• _WRITTEN INSTRUCTION_
Would you pull out every line of the material that contains the string "Year"?

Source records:
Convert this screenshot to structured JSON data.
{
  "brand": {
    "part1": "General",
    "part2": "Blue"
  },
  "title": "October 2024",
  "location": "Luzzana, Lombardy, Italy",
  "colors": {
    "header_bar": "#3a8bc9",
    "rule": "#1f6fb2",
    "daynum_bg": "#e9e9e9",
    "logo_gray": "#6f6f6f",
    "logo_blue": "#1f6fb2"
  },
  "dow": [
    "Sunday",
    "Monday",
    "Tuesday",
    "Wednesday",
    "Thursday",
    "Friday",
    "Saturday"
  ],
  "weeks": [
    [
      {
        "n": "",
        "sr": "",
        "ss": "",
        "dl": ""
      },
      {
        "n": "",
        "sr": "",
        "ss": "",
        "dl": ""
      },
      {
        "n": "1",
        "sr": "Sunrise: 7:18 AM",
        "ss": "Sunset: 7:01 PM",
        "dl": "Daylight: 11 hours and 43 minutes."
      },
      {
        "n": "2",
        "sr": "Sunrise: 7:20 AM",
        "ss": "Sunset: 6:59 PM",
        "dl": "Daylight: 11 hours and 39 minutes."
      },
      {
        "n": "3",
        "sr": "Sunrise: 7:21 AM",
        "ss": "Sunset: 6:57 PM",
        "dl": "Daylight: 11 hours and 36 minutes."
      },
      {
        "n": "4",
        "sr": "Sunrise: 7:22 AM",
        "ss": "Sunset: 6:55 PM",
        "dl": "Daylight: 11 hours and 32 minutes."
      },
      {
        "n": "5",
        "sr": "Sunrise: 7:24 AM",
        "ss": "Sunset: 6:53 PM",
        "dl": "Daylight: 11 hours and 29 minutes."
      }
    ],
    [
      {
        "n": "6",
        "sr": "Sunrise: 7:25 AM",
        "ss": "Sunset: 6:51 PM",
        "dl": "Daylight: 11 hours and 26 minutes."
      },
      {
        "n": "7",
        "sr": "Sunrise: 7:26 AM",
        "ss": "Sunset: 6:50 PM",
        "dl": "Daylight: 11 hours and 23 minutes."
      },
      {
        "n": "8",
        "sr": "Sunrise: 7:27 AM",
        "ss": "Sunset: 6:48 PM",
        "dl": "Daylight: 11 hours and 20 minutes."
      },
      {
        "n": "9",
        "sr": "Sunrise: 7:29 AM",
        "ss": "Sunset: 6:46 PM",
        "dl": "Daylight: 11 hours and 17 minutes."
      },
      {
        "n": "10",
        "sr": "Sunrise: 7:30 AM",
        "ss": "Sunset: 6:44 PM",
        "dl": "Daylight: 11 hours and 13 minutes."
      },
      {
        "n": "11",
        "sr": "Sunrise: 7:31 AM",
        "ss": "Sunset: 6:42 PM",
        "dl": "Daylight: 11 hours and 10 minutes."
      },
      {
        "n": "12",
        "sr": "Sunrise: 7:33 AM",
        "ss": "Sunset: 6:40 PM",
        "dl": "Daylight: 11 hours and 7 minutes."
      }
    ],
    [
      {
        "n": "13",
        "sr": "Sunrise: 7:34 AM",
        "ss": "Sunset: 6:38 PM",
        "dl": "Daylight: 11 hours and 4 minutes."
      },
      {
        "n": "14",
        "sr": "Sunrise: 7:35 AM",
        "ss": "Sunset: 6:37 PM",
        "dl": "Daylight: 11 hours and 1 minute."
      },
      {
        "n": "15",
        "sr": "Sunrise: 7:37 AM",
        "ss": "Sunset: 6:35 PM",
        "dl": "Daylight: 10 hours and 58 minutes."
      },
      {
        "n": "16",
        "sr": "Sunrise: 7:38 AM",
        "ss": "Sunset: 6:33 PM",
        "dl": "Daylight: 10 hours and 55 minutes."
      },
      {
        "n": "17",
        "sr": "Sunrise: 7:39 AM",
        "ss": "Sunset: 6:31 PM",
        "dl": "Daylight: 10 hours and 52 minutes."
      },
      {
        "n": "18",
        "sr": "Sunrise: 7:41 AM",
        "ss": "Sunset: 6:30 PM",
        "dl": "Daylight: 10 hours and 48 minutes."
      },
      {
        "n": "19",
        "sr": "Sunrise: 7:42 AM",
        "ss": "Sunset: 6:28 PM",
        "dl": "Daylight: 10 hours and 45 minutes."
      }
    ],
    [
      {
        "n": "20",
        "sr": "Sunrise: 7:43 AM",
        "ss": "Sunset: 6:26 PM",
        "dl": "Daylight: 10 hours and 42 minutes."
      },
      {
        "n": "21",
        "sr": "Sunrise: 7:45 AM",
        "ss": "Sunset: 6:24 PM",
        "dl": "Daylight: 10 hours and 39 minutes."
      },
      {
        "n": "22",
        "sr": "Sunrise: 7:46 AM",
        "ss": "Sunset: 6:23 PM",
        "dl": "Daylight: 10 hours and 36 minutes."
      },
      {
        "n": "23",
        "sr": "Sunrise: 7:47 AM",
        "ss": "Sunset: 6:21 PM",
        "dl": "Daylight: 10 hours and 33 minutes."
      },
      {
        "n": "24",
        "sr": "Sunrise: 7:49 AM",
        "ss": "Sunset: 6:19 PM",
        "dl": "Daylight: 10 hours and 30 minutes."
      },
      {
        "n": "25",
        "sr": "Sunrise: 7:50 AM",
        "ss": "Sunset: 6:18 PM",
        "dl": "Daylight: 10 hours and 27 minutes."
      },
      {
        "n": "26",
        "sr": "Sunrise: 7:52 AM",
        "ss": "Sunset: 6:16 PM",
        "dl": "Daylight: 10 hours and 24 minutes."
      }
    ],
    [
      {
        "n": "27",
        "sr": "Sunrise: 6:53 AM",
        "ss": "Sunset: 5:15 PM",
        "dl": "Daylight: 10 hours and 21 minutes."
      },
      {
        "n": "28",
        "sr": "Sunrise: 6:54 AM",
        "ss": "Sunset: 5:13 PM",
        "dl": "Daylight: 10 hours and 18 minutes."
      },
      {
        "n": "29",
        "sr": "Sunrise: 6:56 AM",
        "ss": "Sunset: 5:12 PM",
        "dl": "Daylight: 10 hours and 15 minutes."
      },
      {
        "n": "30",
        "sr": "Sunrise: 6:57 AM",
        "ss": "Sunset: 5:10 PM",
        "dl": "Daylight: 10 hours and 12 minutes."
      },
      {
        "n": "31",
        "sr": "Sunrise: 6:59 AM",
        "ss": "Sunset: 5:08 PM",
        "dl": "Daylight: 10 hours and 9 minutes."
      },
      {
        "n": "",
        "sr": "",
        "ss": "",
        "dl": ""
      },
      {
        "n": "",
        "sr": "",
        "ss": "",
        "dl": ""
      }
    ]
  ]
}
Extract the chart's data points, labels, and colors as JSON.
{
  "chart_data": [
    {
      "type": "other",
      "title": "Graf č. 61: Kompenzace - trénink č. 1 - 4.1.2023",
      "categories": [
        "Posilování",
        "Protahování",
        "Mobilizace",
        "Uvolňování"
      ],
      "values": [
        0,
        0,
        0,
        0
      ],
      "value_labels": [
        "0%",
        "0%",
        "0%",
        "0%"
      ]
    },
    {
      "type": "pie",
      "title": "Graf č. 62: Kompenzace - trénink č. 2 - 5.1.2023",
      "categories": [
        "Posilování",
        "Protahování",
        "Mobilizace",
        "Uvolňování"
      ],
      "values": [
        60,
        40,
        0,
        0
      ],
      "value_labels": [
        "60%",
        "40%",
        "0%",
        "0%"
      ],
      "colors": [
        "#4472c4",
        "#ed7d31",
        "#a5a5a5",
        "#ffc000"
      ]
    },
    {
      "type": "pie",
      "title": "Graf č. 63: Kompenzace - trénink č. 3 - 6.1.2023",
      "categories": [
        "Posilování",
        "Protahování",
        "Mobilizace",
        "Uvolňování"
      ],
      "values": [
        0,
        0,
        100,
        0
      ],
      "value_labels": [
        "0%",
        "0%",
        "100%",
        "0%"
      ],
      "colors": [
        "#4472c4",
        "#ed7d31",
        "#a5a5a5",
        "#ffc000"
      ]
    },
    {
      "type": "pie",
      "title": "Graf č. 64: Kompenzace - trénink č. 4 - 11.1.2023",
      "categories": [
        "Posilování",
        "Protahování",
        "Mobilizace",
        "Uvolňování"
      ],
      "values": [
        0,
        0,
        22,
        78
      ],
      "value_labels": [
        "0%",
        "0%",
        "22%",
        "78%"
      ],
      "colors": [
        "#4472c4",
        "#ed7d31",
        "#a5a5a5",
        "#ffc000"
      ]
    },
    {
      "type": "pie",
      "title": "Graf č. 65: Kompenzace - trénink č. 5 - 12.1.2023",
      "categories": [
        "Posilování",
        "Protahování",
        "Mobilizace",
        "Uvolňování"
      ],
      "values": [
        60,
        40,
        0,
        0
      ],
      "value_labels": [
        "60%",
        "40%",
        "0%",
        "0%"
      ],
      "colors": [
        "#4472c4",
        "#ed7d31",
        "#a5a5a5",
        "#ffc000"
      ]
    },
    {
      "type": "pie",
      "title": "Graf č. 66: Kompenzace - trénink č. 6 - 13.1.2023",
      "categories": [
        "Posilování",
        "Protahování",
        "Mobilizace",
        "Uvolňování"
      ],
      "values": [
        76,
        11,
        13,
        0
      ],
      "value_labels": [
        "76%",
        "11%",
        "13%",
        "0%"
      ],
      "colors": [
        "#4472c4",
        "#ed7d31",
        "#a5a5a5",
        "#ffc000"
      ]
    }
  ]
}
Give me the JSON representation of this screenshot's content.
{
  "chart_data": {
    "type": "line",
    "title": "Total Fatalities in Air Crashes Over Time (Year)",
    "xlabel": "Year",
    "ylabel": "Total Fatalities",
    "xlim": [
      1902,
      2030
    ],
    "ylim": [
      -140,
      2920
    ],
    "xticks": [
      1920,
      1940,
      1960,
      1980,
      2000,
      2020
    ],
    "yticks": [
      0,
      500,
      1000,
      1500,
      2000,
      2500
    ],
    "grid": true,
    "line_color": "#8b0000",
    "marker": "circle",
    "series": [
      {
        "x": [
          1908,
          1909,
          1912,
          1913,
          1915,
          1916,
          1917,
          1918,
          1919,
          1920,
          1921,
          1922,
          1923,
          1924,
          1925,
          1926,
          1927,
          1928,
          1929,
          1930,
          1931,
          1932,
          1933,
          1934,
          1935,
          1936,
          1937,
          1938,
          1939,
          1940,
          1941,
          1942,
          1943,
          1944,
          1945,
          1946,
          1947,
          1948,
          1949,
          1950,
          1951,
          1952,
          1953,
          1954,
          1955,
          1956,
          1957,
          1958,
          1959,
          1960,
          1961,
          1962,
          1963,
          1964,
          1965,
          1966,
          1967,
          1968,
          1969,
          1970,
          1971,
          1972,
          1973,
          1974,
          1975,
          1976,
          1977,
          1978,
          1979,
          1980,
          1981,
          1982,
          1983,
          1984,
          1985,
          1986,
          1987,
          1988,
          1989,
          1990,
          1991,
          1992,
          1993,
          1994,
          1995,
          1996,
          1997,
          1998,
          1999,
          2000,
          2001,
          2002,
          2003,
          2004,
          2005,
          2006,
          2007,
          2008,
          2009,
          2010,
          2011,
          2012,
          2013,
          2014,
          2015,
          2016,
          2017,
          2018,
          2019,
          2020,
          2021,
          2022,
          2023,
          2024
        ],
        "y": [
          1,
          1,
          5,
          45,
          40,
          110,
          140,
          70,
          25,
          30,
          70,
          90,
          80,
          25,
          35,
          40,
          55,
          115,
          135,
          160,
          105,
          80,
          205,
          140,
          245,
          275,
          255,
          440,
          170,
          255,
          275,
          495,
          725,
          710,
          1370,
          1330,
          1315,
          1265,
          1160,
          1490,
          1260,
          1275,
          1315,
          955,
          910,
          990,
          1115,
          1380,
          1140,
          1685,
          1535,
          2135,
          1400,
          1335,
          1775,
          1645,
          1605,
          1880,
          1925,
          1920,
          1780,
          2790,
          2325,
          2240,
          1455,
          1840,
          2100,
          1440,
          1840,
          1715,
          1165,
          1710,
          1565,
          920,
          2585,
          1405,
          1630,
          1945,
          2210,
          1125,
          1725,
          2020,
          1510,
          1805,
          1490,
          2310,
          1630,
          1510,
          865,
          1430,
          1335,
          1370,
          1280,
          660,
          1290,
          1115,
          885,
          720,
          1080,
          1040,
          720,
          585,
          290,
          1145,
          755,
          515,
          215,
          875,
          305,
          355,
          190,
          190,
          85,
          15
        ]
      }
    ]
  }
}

• _RESULT OF THE TASK_
    "title": "Total Fatalities in Air Crashes Over Time (Year)",
    "xlabel": "Year",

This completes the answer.